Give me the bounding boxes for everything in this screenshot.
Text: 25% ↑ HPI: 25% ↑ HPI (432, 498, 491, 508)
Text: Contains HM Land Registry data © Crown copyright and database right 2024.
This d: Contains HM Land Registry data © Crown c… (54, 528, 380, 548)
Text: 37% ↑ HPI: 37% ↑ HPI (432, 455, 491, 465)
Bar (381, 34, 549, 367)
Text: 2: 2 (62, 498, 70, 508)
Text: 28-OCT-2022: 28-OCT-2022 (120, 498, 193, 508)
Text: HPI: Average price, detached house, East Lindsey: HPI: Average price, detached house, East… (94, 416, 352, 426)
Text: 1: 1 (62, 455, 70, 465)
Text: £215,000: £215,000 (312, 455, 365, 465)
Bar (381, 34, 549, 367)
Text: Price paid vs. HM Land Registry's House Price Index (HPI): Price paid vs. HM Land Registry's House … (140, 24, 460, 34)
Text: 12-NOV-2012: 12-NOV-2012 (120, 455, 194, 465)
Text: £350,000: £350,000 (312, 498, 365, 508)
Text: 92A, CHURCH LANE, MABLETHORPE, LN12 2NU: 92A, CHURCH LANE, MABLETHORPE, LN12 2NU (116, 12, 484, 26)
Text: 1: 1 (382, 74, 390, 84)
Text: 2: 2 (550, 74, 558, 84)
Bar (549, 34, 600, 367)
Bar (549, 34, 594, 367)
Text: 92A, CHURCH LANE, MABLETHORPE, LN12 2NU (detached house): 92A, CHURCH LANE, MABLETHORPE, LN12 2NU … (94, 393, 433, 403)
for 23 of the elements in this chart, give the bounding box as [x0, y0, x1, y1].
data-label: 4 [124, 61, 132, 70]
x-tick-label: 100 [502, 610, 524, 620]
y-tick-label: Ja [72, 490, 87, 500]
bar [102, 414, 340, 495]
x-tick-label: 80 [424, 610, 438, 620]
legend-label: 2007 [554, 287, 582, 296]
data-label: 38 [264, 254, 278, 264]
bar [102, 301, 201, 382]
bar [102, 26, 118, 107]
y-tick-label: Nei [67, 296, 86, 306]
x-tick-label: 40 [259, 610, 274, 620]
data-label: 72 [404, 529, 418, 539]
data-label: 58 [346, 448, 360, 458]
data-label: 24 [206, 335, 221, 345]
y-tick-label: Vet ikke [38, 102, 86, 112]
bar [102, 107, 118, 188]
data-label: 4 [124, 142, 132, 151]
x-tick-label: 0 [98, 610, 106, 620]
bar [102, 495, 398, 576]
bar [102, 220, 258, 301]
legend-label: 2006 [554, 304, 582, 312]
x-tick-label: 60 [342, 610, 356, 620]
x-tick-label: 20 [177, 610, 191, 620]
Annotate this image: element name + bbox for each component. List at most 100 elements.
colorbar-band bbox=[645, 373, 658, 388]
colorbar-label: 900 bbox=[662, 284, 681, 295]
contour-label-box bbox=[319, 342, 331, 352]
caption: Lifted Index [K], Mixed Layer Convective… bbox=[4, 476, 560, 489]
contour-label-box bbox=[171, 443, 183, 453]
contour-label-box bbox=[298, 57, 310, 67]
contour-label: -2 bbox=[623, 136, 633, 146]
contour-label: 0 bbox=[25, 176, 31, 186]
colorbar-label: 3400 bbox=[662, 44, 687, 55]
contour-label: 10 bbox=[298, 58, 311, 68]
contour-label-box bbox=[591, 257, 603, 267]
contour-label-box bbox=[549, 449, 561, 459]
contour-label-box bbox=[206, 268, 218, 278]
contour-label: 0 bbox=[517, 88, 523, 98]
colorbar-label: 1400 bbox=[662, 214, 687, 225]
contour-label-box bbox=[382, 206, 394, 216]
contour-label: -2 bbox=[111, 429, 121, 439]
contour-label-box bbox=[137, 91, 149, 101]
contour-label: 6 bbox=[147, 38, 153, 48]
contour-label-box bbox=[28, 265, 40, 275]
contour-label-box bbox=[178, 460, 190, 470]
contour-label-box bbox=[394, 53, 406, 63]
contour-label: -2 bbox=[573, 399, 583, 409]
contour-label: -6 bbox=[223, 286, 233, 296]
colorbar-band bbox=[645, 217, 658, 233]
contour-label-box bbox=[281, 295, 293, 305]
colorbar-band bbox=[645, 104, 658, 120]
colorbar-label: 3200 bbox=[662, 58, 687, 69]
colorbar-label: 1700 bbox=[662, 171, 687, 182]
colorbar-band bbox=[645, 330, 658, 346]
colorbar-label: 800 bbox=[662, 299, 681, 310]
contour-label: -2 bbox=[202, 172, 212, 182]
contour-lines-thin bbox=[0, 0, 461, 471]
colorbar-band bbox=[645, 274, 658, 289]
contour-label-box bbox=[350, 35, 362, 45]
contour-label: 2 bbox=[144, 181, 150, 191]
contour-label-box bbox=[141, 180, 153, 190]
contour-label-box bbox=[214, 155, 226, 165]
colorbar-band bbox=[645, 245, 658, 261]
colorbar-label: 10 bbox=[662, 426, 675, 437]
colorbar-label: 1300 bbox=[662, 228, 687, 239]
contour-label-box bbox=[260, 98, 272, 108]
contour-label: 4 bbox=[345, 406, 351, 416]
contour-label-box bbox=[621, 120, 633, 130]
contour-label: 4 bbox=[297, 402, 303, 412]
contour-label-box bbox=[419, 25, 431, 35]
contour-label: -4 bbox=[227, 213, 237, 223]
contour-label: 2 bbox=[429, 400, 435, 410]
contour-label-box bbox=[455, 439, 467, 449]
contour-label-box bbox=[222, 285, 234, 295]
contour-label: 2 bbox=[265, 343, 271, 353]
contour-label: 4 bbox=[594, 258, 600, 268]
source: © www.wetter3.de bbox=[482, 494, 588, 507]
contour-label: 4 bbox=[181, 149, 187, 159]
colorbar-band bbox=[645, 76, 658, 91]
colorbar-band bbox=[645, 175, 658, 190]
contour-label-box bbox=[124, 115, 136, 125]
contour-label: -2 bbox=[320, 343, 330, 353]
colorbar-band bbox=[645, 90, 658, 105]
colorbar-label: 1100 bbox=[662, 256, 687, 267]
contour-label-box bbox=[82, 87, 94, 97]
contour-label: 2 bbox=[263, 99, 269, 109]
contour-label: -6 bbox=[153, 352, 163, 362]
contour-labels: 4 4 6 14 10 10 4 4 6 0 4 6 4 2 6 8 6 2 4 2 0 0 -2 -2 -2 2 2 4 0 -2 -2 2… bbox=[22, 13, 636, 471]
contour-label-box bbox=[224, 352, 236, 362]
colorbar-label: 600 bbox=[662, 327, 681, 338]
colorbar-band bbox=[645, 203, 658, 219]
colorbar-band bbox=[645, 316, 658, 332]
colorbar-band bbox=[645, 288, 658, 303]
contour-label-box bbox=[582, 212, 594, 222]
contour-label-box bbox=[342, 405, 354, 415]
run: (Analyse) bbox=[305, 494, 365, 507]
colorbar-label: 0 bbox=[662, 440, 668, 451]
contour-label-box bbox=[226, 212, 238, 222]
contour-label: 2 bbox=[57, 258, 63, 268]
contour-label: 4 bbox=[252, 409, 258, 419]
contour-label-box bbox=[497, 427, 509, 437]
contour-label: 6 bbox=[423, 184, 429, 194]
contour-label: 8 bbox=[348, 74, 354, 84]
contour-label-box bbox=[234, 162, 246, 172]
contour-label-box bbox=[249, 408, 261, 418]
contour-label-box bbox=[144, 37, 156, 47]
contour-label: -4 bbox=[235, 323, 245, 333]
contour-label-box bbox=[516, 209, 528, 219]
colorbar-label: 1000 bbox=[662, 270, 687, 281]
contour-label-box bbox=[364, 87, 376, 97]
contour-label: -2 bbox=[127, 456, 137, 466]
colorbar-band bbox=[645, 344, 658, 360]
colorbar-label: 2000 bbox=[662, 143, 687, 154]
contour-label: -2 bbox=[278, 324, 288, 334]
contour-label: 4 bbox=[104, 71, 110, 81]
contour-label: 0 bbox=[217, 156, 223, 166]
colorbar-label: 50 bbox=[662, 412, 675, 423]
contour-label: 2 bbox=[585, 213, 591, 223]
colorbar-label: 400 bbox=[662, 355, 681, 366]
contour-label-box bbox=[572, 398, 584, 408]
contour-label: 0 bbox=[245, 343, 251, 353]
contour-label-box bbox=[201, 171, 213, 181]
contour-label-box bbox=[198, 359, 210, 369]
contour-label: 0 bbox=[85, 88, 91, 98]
# # # # # # #
Please extract the entries from their first line through the line containing "Text: 2: 2 (550, 74, 558, 84)", including both of those lines, and copy each line unchanged.

Give me the bounding boxes for everything in this screenshot.
Text: 25% ↑ HPI: 25% ↑ HPI (432, 498, 491, 508)
Text: Contains HM Land Registry data © Crown copyright and database right 2024.
This d: Contains HM Land Registry data © Crown c… (54, 528, 380, 548)
Text: 37% ↑ HPI: 37% ↑ HPI (432, 455, 491, 465)
Bar (381, 34, 549, 367)
Text: 2: 2 (62, 498, 70, 508)
Text: 28-OCT-2022: 28-OCT-2022 (120, 498, 193, 508)
Text: HPI: Average price, detached house, East Lindsey: HPI: Average price, detached house, East… (94, 416, 352, 426)
Text: 1: 1 (62, 455, 70, 465)
Text: £215,000: £215,000 (312, 455, 365, 465)
Bar (381, 34, 549, 367)
Text: Price paid vs. HM Land Registry's House Price Index (HPI): Price paid vs. HM Land Registry's House … (140, 24, 460, 34)
Text: 12-NOV-2012: 12-NOV-2012 (120, 455, 194, 465)
Text: £350,000: £350,000 (312, 498, 365, 508)
Text: 92A, CHURCH LANE, MABLETHORPE, LN12 2NU: 92A, CHURCH LANE, MABLETHORPE, LN12 2NU (116, 12, 484, 26)
Text: 1: 1 (382, 74, 390, 84)
Text: 2: 2 (550, 74, 558, 84)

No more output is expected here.